● Extracted data:

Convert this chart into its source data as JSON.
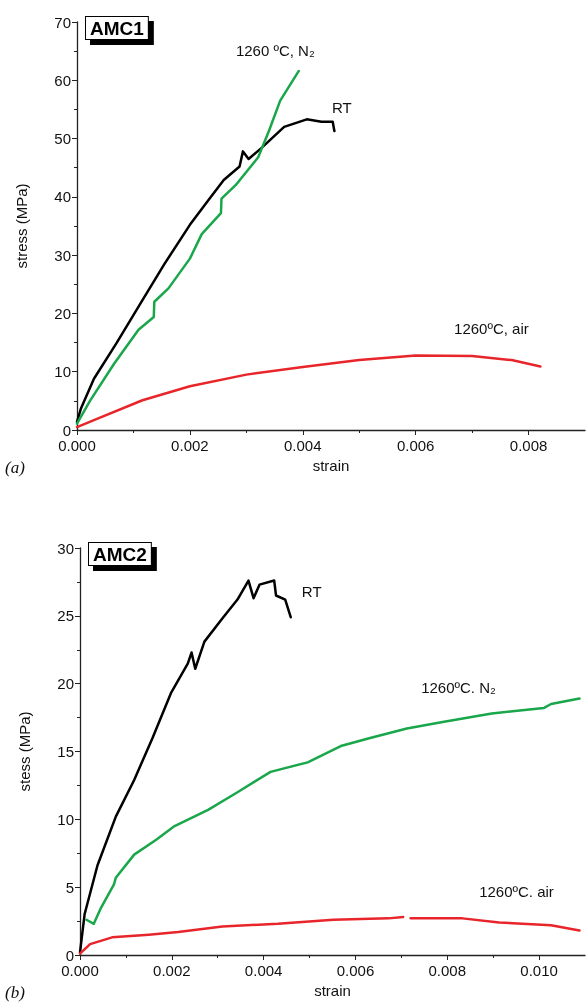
{
  "chart_data": [
    {
      "type": "line",
      "title": "AMC1",
      "xlabel": "strain",
      "ylabel": "stress (MPa)",
      "annotations": [
        "(a)"
      ],
      "xlim": [
        0,
        0.009
      ],
      "xticks": [
        {
          "value": 0,
          "label": "0.000"
        },
        {
          "value": 0.002,
          "label": "0.002"
        },
        {
          "value": 0.004,
          "label": "0.004"
        },
        {
          "value": 0.006,
          "label": "0.006"
        },
        {
          "value": 0.008,
          "label": "0.008"
        }
      ],
      "ylim": [
        0,
        70
      ],
      "yticks": [
        0,
        10,
        20,
        30,
        40,
        50,
        60,
        70
      ],
      "grid": false,
      "legend": false,
      "marker": "none",
      "line_style": "solid",
      "series": [
        {
          "name": "RT",
          "color": "#000000",
          "x": [
            0,
            7e-05,
            0.0003,
            0.0007,
            0.00116,
            0.00155,
            0.002,
            0.00235,
            0.0026,
            0.00288,
            0.00294,
            0.00304,
            0.00327,
            0.00367,
            0.00407,
            0.00433,
            0.00453,
            0.00456
          ],
          "values": [
            1.4,
            3.7,
            8.8,
            14.9,
            22.3,
            28.5,
            35.2,
            39.7,
            42.9,
            45.2,
            47.8,
            46.5,
            48.4,
            52.0,
            53.3,
            52.9,
            52.9,
            51.3
          ]
        },
        {
          "name": "1260 ºC, N₂",
          "color": "#1aa64a",
          "x": [
            0,
            0.00023,
            0.00066,
            0.00109,
            0.00136,
            0.00137,
            0.00162,
            0.002,
            0.00221,
            0.00255,
            0.00256,
            0.00281,
            0.00321,
            0.0034,
            0.0036,
            0.00393
          ],
          "values": [
            1.1,
            5.0,
            11.4,
            17.2,
            19.4,
            22.0,
            24.3,
            29.4,
            33.6,
            37.2,
            39.7,
            42.0,
            46.8,
            51.3,
            56.5,
            61.6
          ]
        },
        {
          "name": "1260ºC, air",
          "color": "#e8252a",
          "x": [
            0,
            0.0003,
            0.00116,
            0.002,
            0.003,
            0.004,
            0.005,
            0.006,
            0.007,
            0.0077,
            0.00821
          ],
          "values": [
            0.5,
            1.7,
            5.1,
            7.5,
            9.5,
            10.8,
            12.0,
            12.8,
            12.7,
            12.0,
            10.9
          ]
        }
      ]
    },
    {
      "type": "line",
      "title": "AMC2",
      "xlabel": "strain",
      "ylabel": "stess (MPa)",
      "annotations": [
        "(b)"
      ],
      "xlim": [
        0,
        0.011
      ],
      "xticks": [
        {
          "value": 0,
          "label": "0.000"
        },
        {
          "value": 0.002,
          "label": "0.002"
        },
        {
          "value": 0.004,
          "label": "0.004"
        },
        {
          "value": 0.006,
          "label": "0.006"
        },
        {
          "value": 0.008,
          "label": "0.008"
        },
        {
          "value": 0.01,
          "label": "0.010"
        }
      ],
      "ylim": [
        0,
        30
      ],
      "yticks": [
        0,
        5,
        10,
        15,
        20,
        25,
        30
      ],
      "grid": false,
      "legend": false,
      "marker": "none",
      "line_style": "solid",
      "series": [
        {
          "name": "RT",
          "color": "#000000",
          "x": [
            0,
            0.0001,
            0.00038,
            0.00078,
            0.00118,
            0.00158,
            0.00198,
            0.00235,
            0.00243,
            0.00251,
            0.00271,
            0.0031,
            0.00343,
            0.00367,
            0.00378,
            0.00391,
            0.00423,
            0.00427,
            0.00447,
            0.00459
          ],
          "values": [
            0.2,
            3.0,
            6.6,
            10.2,
            12.9,
            16.0,
            19.3,
            21.5,
            22.3,
            21.1,
            23.1,
            24.8,
            26.2,
            27.6,
            26.3,
            27.3,
            27.6,
            26.5,
            26.2,
            24.9
          ]
        },
        {
          "name": "1260ºC. N₂",
          "color": "#1aa64a",
          "x": [
            0.00014,
            0.0003,
            0.00046,
            0.00074,
            0.00078,
            0.00118,
            0.00166,
            0.00206,
            0.00279,
            0.00343,
            0.00415,
            0.00496,
            0.00568,
            0.00632,
            0.00712,
            0.00793,
            0.00897,
            0.0101,
            0.01026,
            0.01088
          ],
          "values": [
            2.6,
            2.3,
            3.5,
            5.2,
            5.7,
            7.4,
            8.5,
            9.5,
            10.7,
            12.0,
            13.5,
            14.2,
            15.4,
            16.0,
            16.7,
            17.2,
            17.8,
            18.2,
            18.5,
            18.9
          ]
        },
        {
          "name": "1260ºC. air",
          "color": "#e8252a",
          "x": [
            0,
            0.00022,
            0.0007,
            0.0015,
            0.00214,
            0.0031,
            0.00431,
            0.00552,
            0.00672,
            0.00704,
            0.00712,
            0.0072,
            0.00833,
            0.00913,
            0.01026,
            0.01088
          ],
          "values": [
            0.1,
            0.8,
            1.3,
            1.5,
            1.7,
            2.1,
            2.3,
            2.6,
            2.7,
            2.8,
            null,
            2.7,
            2.7,
            2.4,
            2.2,
            1.8
          ]
        }
      ]
    }
  ]
}
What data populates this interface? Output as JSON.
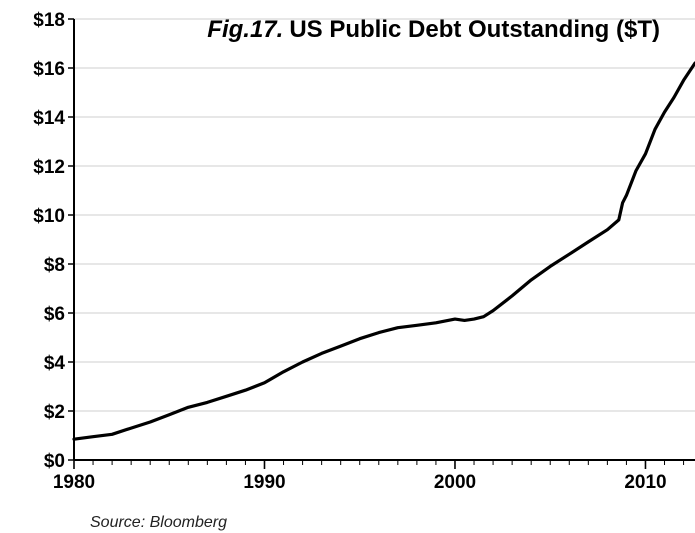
{
  "chart_data": {
    "type": "line",
    "title_prefix": "Fig.17.",
    "title": "US Public Debt Outstanding ($T)",
    "source": "Source: Bloomberg",
    "xlabel": "",
    "ylabel": "",
    "xlim": [
      1980,
      2012.6
    ],
    "ylim": [
      0,
      18
    ],
    "x_ticks": [
      1980,
      1990,
      2000,
      2010
    ],
    "x_tick_labels": [
      "1980",
      "1990",
      "2000",
      "2010"
    ],
    "y_ticks": [
      0,
      2,
      4,
      6,
      8,
      10,
      12,
      14,
      16,
      18
    ],
    "y_tick_labels": [
      "$0",
      "$2",
      "$4",
      "$6",
      "$8",
      "$10",
      "$12",
      "$14",
      "$16",
      "$18"
    ],
    "grid": "horizontal",
    "line_color": "#000000",
    "series": [
      {
        "x": [
          1980,
          1981,
          1982,
          1983,
          1984,
          1985,
          1986,
          1987,
          1988,
          1989,
          1990,
          1991,
          1992,
          1993,
          1994,
          1995,
          1996,
          1997,
          1998,
          1999,
          2000,
          2000.5,
          2001,
          2001.5,
          2002,
          2003,
          2004,
          2005,
          2006,
          2007,
          2008,
          2008.6,
          2008.8,
          2009,
          2009.5,
          2010,
          2010.5,
          2011,
          2011.5,
          2012,
          2012.6
        ],
        "y": [
          0.85,
          0.95,
          1.05,
          1.3,
          1.55,
          1.85,
          2.15,
          2.35,
          2.6,
          2.85,
          3.15,
          3.6,
          4.0,
          4.35,
          4.65,
          4.95,
          5.2,
          5.4,
          5.5,
          5.6,
          5.75,
          5.7,
          5.75,
          5.85,
          6.1,
          6.7,
          7.35,
          7.9,
          8.4,
          8.9,
          9.4,
          9.8,
          10.5,
          10.8,
          11.8,
          12.5,
          13.5,
          14.2,
          14.8,
          15.5,
          16.2
        ]
      }
    ]
  }
}
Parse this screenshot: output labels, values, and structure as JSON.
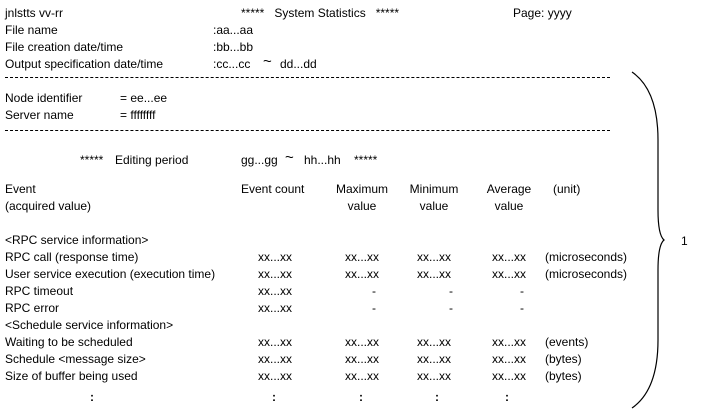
{
  "header": {
    "program": "jnlstts vv-rr",
    "title": "*****   System Statistics   *****",
    "page": "Page: yyyy"
  },
  "file_info": [
    {
      "label": "File name",
      "value": ":aa...aa"
    },
    {
      "label": "File creation date/time",
      "value": ":bb...bb"
    },
    {
      "label": "Output specification date/time",
      "value": ":cc...cc",
      "sep": "~",
      "end": "dd...dd"
    }
  ],
  "node": {
    "node_label": "Node identifier",
    "node_value": "= ee...ee",
    "server_label": "Server name",
    "server_value": "= ffffffff"
  },
  "editing": {
    "stars_left": "*****",
    "label": "Editing period",
    "start": "gg...gg",
    "sep": "~",
    "end": "hh...hh",
    "stars_right": "*****"
  },
  "columns": {
    "event": "Event",
    "event_sub": "(acquired value)",
    "count": "Event count",
    "max": "Maximum",
    "max_sub": "value",
    "min": "Minimum",
    "min_sub": "value",
    "avg": "Average",
    "avg_sub": "value",
    "unit": "(unit)"
  },
  "sections": {
    "rpc": "<RPC service information>",
    "schedule": "<Schedule service information>"
  },
  "rows": [
    {
      "event": "RPC call (response time)",
      "count": "xx...xx",
      "max": "xx...xx",
      "min": "xx...xx",
      "avg": "xx...xx",
      "unit": "(microseconds)"
    },
    {
      "event": "User service execution (execution time)",
      "count": "xx...xx",
      "max": "xx...xx",
      "min": "xx...xx",
      "avg": "xx...xx",
      "unit": "(microseconds)"
    },
    {
      "event": "RPC timeout",
      "count": "xx...xx",
      "max": "-",
      "min": "-",
      "avg": "-",
      "unit": ""
    },
    {
      "event": "RPC error",
      "count": "xx...xx",
      "max": "-",
      "min": "-",
      "avg": "-",
      "unit": ""
    },
    {
      "event": "Waiting to be scheduled",
      "count": "xx...xx",
      "max": "xx...xx",
      "min": "xx...xx",
      "avg": "xx...xx",
      "unit": "(events)"
    },
    {
      "event": "Schedule <message size>",
      "count": "xx...xx",
      "max": "xx...xx",
      "min": "xx...xx",
      "avg": "xx...xx",
      "unit": "(bytes)"
    },
    {
      "event": "Size of buffer being used",
      "count": "xx...xx",
      "max": "xx...xx",
      "min": "xx...xx",
      "avg": "xx...xx",
      "unit": "(bytes)"
    }
  ],
  "continuation": ":",
  "brace_label": "1"
}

● What needs to be done:
Show, from the listing above, each line that contains the word "name".

● Final result:
          "name": "RT",
          "name": "1260 ºC, N₂",
          "name": "1260ºC, air",
          "name": "RT",
          "name": "1260ºC. N₂",
          "name": "1260ºC. air",
      "label": "File name",
    "server_label": "Server name",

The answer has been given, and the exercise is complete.